* Rows *
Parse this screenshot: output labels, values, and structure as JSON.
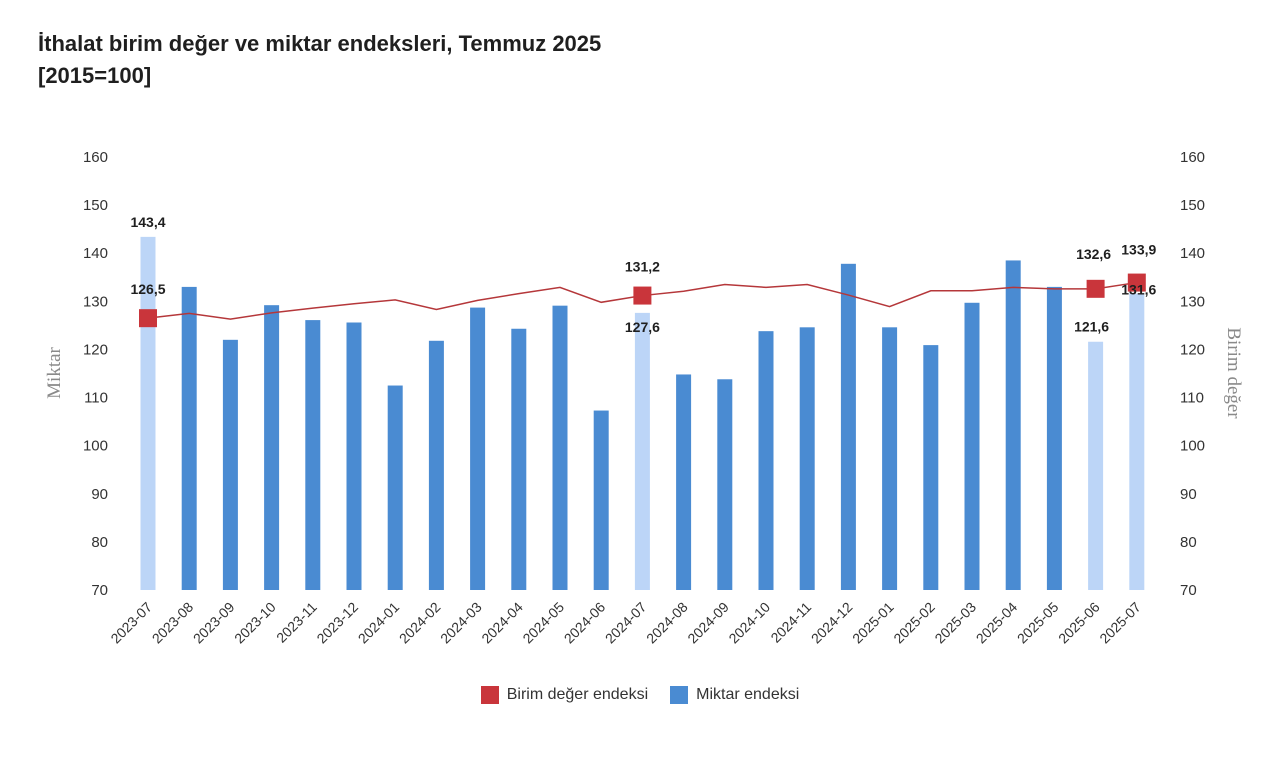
{
  "title": "İthalat birim değer ve miktar endeksleri, Temmuz 2025",
  "subtitle": "[2015=100]",
  "colors": {
    "bar": "#4a8bd2",
    "bar_highlight": "#bcd5f7",
    "line": "#b5373a",
    "marker": "#c9353b"
  },
  "chart_data": {
    "type": "bar+line",
    "categories": [
      "2023-07",
      "2023-08",
      "2023-09",
      "2023-10",
      "2023-11",
      "2023-12",
      "2024-01",
      "2024-02",
      "2024-03",
      "2024-04",
      "2024-05",
      "2024-06",
      "2024-07",
      "2024-08",
      "2024-09",
      "2024-10",
      "2024-11",
      "2024-12",
      "2025-01",
      "2025-02",
      "2025-03",
      "2025-04",
      "2025-05",
      "2025-06",
      "2025-07"
    ],
    "series": [
      {
        "name": "Miktar endeksi",
        "type": "bar",
        "axis": "left",
        "values": [
          143.4,
          133,
          122,
          129.2,
          126.1,
          125.6,
          112.5,
          121.8,
          128.7,
          124.3,
          129.1,
          107.3,
          127.6,
          114.8,
          113.8,
          123.8,
          124.6,
          137.8,
          124.6,
          120.9,
          129.7,
          138.5,
          133,
          121.6,
          131.6
        ],
        "highlighted": [
          "2023-07",
          "2024-07",
          "2025-06",
          "2025-07"
        ],
        "data_labels": {
          "2023-07": "143,4",
          "2024-07": "127,6",
          "2025-06": "121,6",
          "2025-07": "131,6"
        }
      },
      {
        "name": "Birim değer endeksi",
        "type": "line",
        "axis": "right",
        "values": [
          126.5,
          127.5,
          126.3,
          127.6,
          128.6,
          129.5,
          130.3,
          128.3,
          130.2,
          131.6,
          132.9,
          129.8,
          131.2,
          132.1,
          133.5,
          132.9,
          133.5,
          131.3,
          128.9,
          132.2,
          132.2,
          132.9,
          132.6,
          132.6,
          133.9
        ],
        "markers": [
          "2023-07",
          "2024-07",
          "2025-06",
          "2025-07"
        ],
        "data_labels": {
          "2023-07": "126,5",
          "2024-07": "131,2",
          "2025-06": "132,6",
          "2025-07": "133,9"
        }
      }
    ],
    "y_left": {
      "label": "Miktar",
      "lim": [
        70,
        160
      ],
      "ticks": [
        70,
        80,
        90,
        100,
        110,
        120,
        130,
        140,
        150,
        160
      ]
    },
    "y_right": {
      "label": "Birim değer",
      "lim": [
        70,
        160
      ],
      "ticks": [
        70,
        80,
        90,
        100,
        110,
        120,
        130,
        140,
        150,
        160
      ]
    },
    "grid": false,
    "legend": {
      "position": "bottom",
      "entries": [
        "Birim değer endeksi",
        "Miktar endeksi"
      ]
    }
  }
}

* Written task *
Copy each line of the records precisely and drop any images they hold.

* Task response *
Parse this screenshot: output labels, values, and structure as JSON.
{
  "title": "İthalat birim değer ve miktar endeksleri, Temmuz 2025",
  "subtitle": "[2015=100]",
  "colors": {
    "bar": "#4a8bd2",
    "bar_highlight": "#bcd5f7",
    "line": "#b5373a",
    "marker": "#c9353b"
  },
  "chart_data": {
    "type": "bar+line",
    "categories": [
      "2023-07",
      "2023-08",
      "2023-09",
      "2023-10",
      "2023-11",
      "2023-12",
      "2024-01",
      "2024-02",
      "2024-03",
      "2024-04",
      "2024-05",
      "2024-06",
      "2024-07",
      "2024-08",
      "2024-09",
      "2024-10",
      "2024-11",
      "2024-12",
      "2025-01",
      "2025-02",
      "2025-03",
      "2025-04",
      "2025-05",
      "2025-06",
      "2025-07"
    ],
    "series": [
      {
        "name": "Miktar endeksi",
        "type": "bar",
        "axis": "left",
        "values": [
          143.4,
          133,
          122,
          129.2,
          126.1,
          125.6,
          112.5,
          121.8,
          128.7,
          124.3,
          129.1,
          107.3,
          127.6,
          114.8,
          113.8,
          123.8,
          124.6,
          137.8,
          124.6,
          120.9,
          129.7,
          138.5,
          133,
          121.6,
          131.6
        ],
        "highlighted": [
          "2023-07",
          "2024-07",
          "2025-06",
          "2025-07"
        ],
        "data_labels": {
          "2023-07": "143,4",
          "2024-07": "127,6",
          "2025-06": "121,6",
          "2025-07": "131,6"
        }
      },
      {
        "name": "Birim değer endeksi",
        "type": "line",
        "axis": "right",
        "values": [
          126.5,
          127.5,
          126.3,
          127.6,
          128.6,
          129.5,
          130.3,
          128.3,
          130.2,
          131.6,
          132.9,
          129.8,
          131.2,
          132.1,
          133.5,
          132.9,
          133.5,
          131.3,
          128.9,
          132.2,
          132.2,
          132.9,
          132.6,
          132.6,
          133.9
        ],
        "markers": [
          "2023-07",
          "2024-07",
          "2025-06",
          "2025-07"
        ],
        "data_labels": {
          "2023-07": "126,5",
          "2024-07": "131,2",
          "2025-06": "132,6",
          "2025-07": "133,9"
        }
      }
    ],
    "y_left": {
      "label": "Miktar",
      "lim": [
        70,
        160
      ],
      "ticks": [
        70,
        80,
        90,
        100,
        110,
        120,
        130,
        140,
        150,
        160
      ]
    },
    "y_right": {
      "label": "Birim değer",
      "lim": [
        70,
        160
      ],
      "ticks": [
        70,
        80,
        90,
        100,
        110,
        120,
        130,
        140,
        150,
        160
      ]
    },
    "grid": false,
    "legend": {
      "position": "bottom",
      "entries": [
        "Birim değer endeksi",
        "Miktar endeksi"
      ]
    }
  }
}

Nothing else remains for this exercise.